* **What is needed**: Reproduce the records below in full and without edits, omitting images.

* **Records shown**:
####
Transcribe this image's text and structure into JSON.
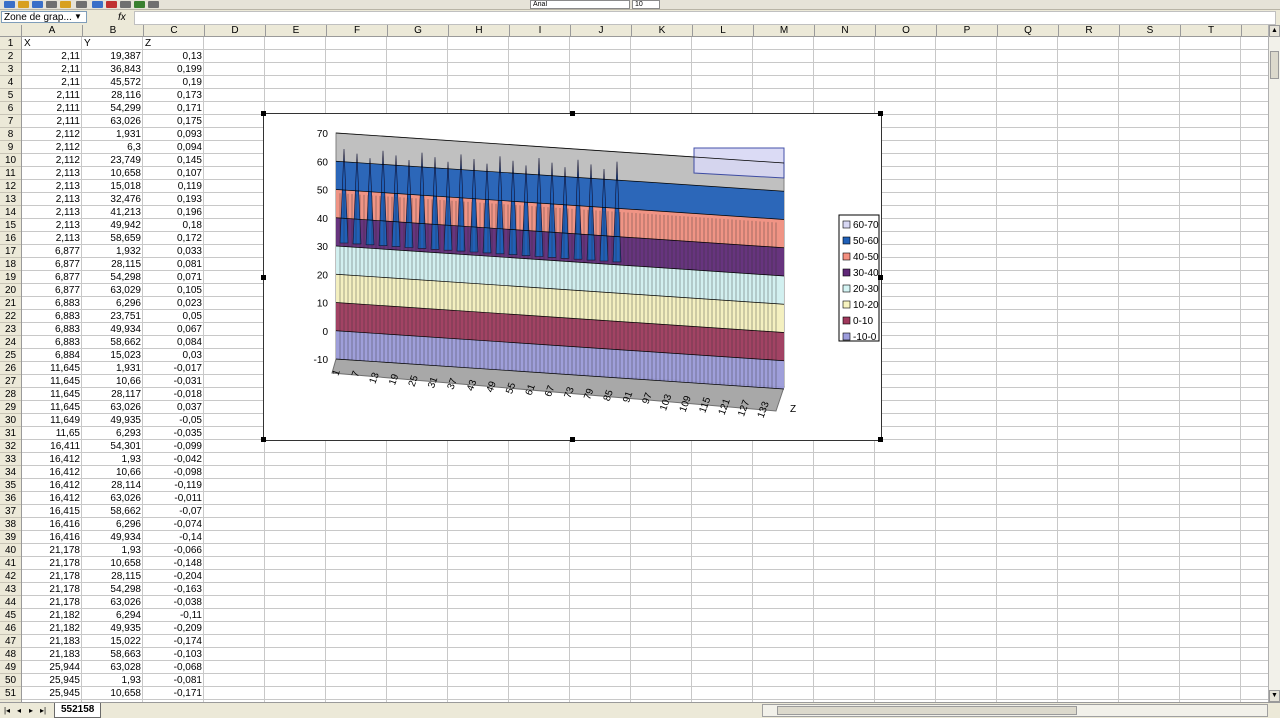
{
  "toolbar": {
    "font_name": "Arial",
    "font_size": "10"
  },
  "formula_bar": {
    "name_box": "Zone de grap...",
    "fx": "fx",
    "formula": ""
  },
  "columns": [
    "A",
    "B",
    "C",
    "D",
    "E",
    "F",
    "G",
    "H",
    "I",
    "J",
    "K",
    "L",
    "M",
    "N",
    "O",
    "P",
    "Q",
    "R",
    "S",
    "T"
  ],
  "rows": [
    "1",
    "2",
    "3",
    "4",
    "5",
    "6",
    "7",
    "8",
    "9",
    "10",
    "11",
    "12",
    "13",
    "14",
    "15",
    "16",
    "17",
    "18",
    "19",
    "20",
    "21",
    "22",
    "23",
    "24",
    "25",
    "26",
    "27",
    "28",
    "29",
    "30",
    "31",
    "32",
    "33",
    "34",
    "35",
    "36",
    "37",
    "38",
    "39",
    "40",
    "41",
    "42",
    "43",
    "44",
    "45",
    "46",
    "47",
    "48",
    "49",
    "50",
    "51"
  ],
  "headers": {
    "a": "X",
    "b": "Y",
    "c": "Z"
  },
  "data": [
    [
      "2,11",
      "19,387",
      "0,13"
    ],
    [
      "2,11",
      "36,843",
      "0,199"
    ],
    [
      "2,11",
      "45,572",
      "0,19"
    ],
    [
      "2,111",
      "28,116",
      "0,173"
    ],
    [
      "2,111",
      "54,299",
      "0,171"
    ],
    [
      "2,111",
      "63,026",
      "0,175"
    ],
    [
      "2,112",
      "1,931",
      "0,093"
    ],
    [
      "2,112",
      "6,3",
      "0,094"
    ],
    [
      "2,112",
      "23,749",
      "0,145"
    ],
    [
      "2,113",
      "10,658",
      "0,107"
    ],
    [
      "2,113",
      "15,018",
      "0,119"
    ],
    [
      "2,113",
      "32,476",
      "0,193"
    ],
    [
      "2,113",
      "41,213",
      "0,196"
    ],
    [
      "2,113",
      "49,942",
      "0,18"
    ],
    [
      "2,113",
      "58,659",
      "0,172"
    ],
    [
      "6,877",
      "1,932",
      "0,033"
    ],
    [
      "6,877",
      "28,115",
      "0,081"
    ],
    [
      "6,877",
      "54,298",
      "0,071"
    ],
    [
      "6,877",
      "63,029",
      "0,105"
    ],
    [
      "6,883",
      "6,296",
      "0,023"
    ],
    [
      "6,883",
      "23,751",
      "0,05"
    ],
    [
      "6,883",
      "49,934",
      "0,067"
    ],
    [
      "6,883",
      "58,662",
      "0,084"
    ],
    [
      "6,884",
      "15,023",
      "0,03"
    ],
    [
      "11,645",
      "1,931",
      "-0,017"
    ],
    [
      "11,645",
      "10,66",
      "-0,031"
    ],
    [
      "11,645",
      "28,117",
      "-0,018"
    ],
    [
      "11,645",
      "63,026",
      "0,037"
    ],
    [
      "11,649",
      "49,935",
      "-0,05"
    ],
    [
      "11,65",
      "6,293",
      "-0,035"
    ],
    [
      "16,411",
      "54,301",
      "-0,099"
    ],
    [
      "16,412",
      "1,93",
      "-0,042"
    ],
    [
      "16,412",
      "10,66",
      "-0,098"
    ],
    [
      "16,412",
      "28,114",
      "-0,119"
    ],
    [
      "16,412",
      "63,026",
      "-0,011"
    ],
    [
      "16,415",
      "58,662",
      "-0,07"
    ],
    [
      "16,416",
      "6,296",
      "-0,074"
    ],
    [
      "16,416",
      "49,934",
      "-0,14"
    ],
    [
      "21,178",
      "1,93",
      "-0,066"
    ],
    [
      "21,178",
      "10,658",
      "-0,148"
    ],
    [
      "21,178",
      "28,115",
      "-0,204"
    ],
    [
      "21,178",
      "54,298",
      "-0,163"
    ],
    [
      "21,178",
      "63,026",
      "-0,038"
    ],
    [
      "21,182",
      "6,294",
      "-0,11"
    ],
    [
      "21,182",
      "49,935",
      "-0,209"
    ],
    [
      "21,183",
      "15,022",
      "-0,174"
    ],
    [
      "21,183",
      "58,663",
      "-0,103"
    ],
    [
      "25,944",
      "63,028",
      "-0,068"
    ],
    [
      "25,945",
      "1,93",
      "-0,081"
    ],
    [
      "25,945",
      "10,658",
      "-0,171"
    ]
  ],
  "chart": {
    "type": "surface",
    "y_ticks": [
      "70",
      "60",
      "50",
      "40",
      "30",
      "20",
      "10",
      "0",
      "-10"
    ],
    "x_ticks": [
      "1",
      "7",
      "13",
      "19",
      "25",
      "31",
      "37",
      "43",
      "49",
      "55",
      "61",
      "67",
      "73",
      "79",
      "85",
      "91",
      "97",
      "103",
      "109",
      "115",
      "121",
      "127",
      "133"
    ],
    "depth_label": "Z",
    "legend": [
      "60-70",
      "50-60",
      "40-50",
      "30-40",
      "20-30",
      "10-20",
      "0-10",
      "-10-0"
    ],
    "legend_colors": [
      "#d8d8f4",
      "#2060b8",
      "#f49080",
      "#602878",
      "#d4f4f4",
      "#f8f4c0",
      "#a0385c",
      "#9c9cdc"
    ],
    "wall_color": "#c0c0c0"
  },
  "sheet_tab": "552158",
  "icons": [
    "new-icon",
    "open-icon",
    "save-icon",
    "print-icon",
    "chart-wizard-icon",
    "bold-icon",
    "italic-icon",
    "underline-icon",
    "borders-icon",
    "fill-color-icon",
    "font-color-icon"
  ]
}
####
* **Worked solution**:
Transcribe this image's text and structure into JSON.
{
  "toolbar": {
    "font_name": "Arial",
    "font_size": "10"
  },
  "formula_bar": {
    "name_box": "Zone de grap...",
    "fx": "fx",
    "formula": ""
  },
  "columns": [
    "A",
    "B",
    "C",
    "D",
    "E",
    "F",
    "G",
    "H",
    "I",
    "J",
    "K",
    "L",
    "M",
    "N",
    "O",
    "P",
    "Q",
    "R",
    "S",
    "T"
  ],
  "rows": [
    "1",
    "2",
    "3",
    "4",
    "5",
    "6",
    "7",
    "8",
    "9",
    "10",
    "11",
    "12",
    "13",
    "14",
    "15",
    "16",
    "17",
    "18",
    "19",
    "20",
    "21",
    "22",
    "23",
    "24",
    "25",
    "26",
    "27",
    "28",
    "29",
    "30",
    "31",
    "32",
    "33",
    "34",
    "35",
    "36",
    "37",
    "38",
    "39",
    "40",
    "41",
    "42",
    "43",
    "44",
    "45",
    "46",
    "47",
    "48",
    "49",
    "50",
    "51"
  ],
  "headers": {
    "a": "X",
    "b": "Y",
    "c": "Z"
  },
  "data": [
    [
      "2,11",
      "19,387",
      "0,13"
    ],
    [
      "2,11",
      "36,843",
      "0,199"
    ],
    [
      "2,11",
      "45,572",
      "0,19"
    ],
    [
      "2,111",
      "28,116",
      "0,173"
    ],
    [
      "2,111",
      "54,299",
      "0,171"
    ],
    [
      "2,111",
      "63,026",
      "0,175"
    ],
    [
      "2,112",
      "1,931",
      "0,093"
    ],
    [
      "2,112",
      "6,3",
      "0,094"
    ],
    [
      "2,112",
      "23,749",
      "0,145"
    ],
    [
      "2,113",
      "10,658",
      "0,107"
    ],
    [
      "2,113",
      "15,018",
      "0,119"
    ],
    [
      "2,113",
      "32,476",
      "0,193"
    ],
    [
      "2,113",
      "41,213",
      "0,196"
    ],
    [
      "2,113",
      "49,942",
      "0,18"
    ],
    [
      "2,113",
      "58,659",
      "0,172"
    ],
    [
      "6,877",
      "1,932",
      "0,033"
    ],
    [
      "6,877",
      "28,115",
      "0,081"
    ],
    [
      "6,877",
      "54,298",
      "0,071"
    ],
    [
      "6,877",
      "63,029",
      "0,105"
    ],
    [
      "6,883",
      "6,296",
      "0,023"
    ],
    [
      "6,883",
      "23,751",
      "0,05"
    ],
    [
      "6,883",
      "49,934",
      "0,067"
    ],
    [
      "6,883",
      "58,662",
      "0,084"
    ],
    [
      "6,884",
      "15,023",
      "0,03"
    ],
    [
      "11,645",
      "1,931",
      "-0,017"
    ],
    [
      "11,645",
      "10,66",
      "-0,031"
    ],
    [
      "11,645",
      "28,117",
      "-0,018"
    ],
    [
      "11,645",
      "63,026",
      "0,037"
    ],
    [
      "11,649",
      "49,935",
      "-0,05"
    ],
    [
      "11,65",
      "6,293",
      "-0,035"
    ],
    [
      "16,411",
      "54,301",
      "-0,099"
    ],
    [
      "16,412",
      "1,93",
      "-0,042"
    ],
    [
      "16,412",
      "10,66",
      "-0,098"
    ],
    [
      "16,412",
      "28,114",
      "-0,119"
    ],
    [
      "16,412",
      "63,026",
      "-0,011"
    ],
    [
      "16,415",
      "58,662",
      "-0,07"
    ],
    [
      "16,416",
      "6,296",
      "-0,074"
    ],
    [
      "16,416",
      "49,934",
      "-0,14"
    ],
    [
      "21,178",
      "1,93",
      "-0,066"
    ],
    [
      "21,178",
      "10,658",
      "-0,148"
    ],
    [
      "21,178",
      "28,115",
      "-0,204"
    ],
    [
      "21,178",
      "54,298",
      "-0,163"
    ],
    [
      "21,178",
      "63,026",
      "-0,038"
    ],
    [
      "21,182",
      "6,294",
      "-0,11"
    ],
    [
      "21,182",
      "49,935",
      "-0,209"
    ],
    [
      "21,183",
      "15,022",
      "-0,174"
    ],
    [
      "21,183",
      "58,663",
      "-0,103"
    ],
    [
      "25,944",
      "63,028",
      "-0,068"
    ],
    [
      "25,945",
      "1,93",
      "-0,081"
    ],
    [
      "25,945",
      "10,658",
      "-0,171"
    ]
  ],
  "chart": {
    "type": "surface",
    "y_ticks": [
      "70",
      "60",
      "50",
      "40",
      "30",
      "20",
      "10",
      "0",
      "-10"
    ],
    "x_ticks": [
      "1",
      "7",
      "13",
      "19",
      "25",
      "31",
      "37",
      "43",
      "49",
      "55",
      "61",
      "67",
      "73",
      "79",
      "85",
      "91",
      "97",
      "103",
      "109",
      "115",
      "121",
      "127",
      "133"
    ],
    "depth_label": "Z",
    "legend": [
      "60-70",
      "50-60",
      "40-50",
      "30-40",
      "20-30",
      "10-20",
      "0-10",
      "-10-0"
    ],
    "legend_colors": [
      "#d8d8f4",
      "#2060b8",
      "#f49080",
      "#602878",
      "#d4f4f4",
      "#f8f4c0",
      "#a0385c",
      "#9c9cdc"
    ],
    "wall_color": "#c0c0c0"
  },
  "sheet_tab": "552158",
  "icons": [
    "new-icon",
    "open-icon",
    "save-icon",
    "print-icon",
    "chart-wizard-icon",
    "bold-icon",
    "italic-icon",
    "underline-icon",
    "borders-icon",
    "fill-color-icon",
    "font-color-icon"
  ]
}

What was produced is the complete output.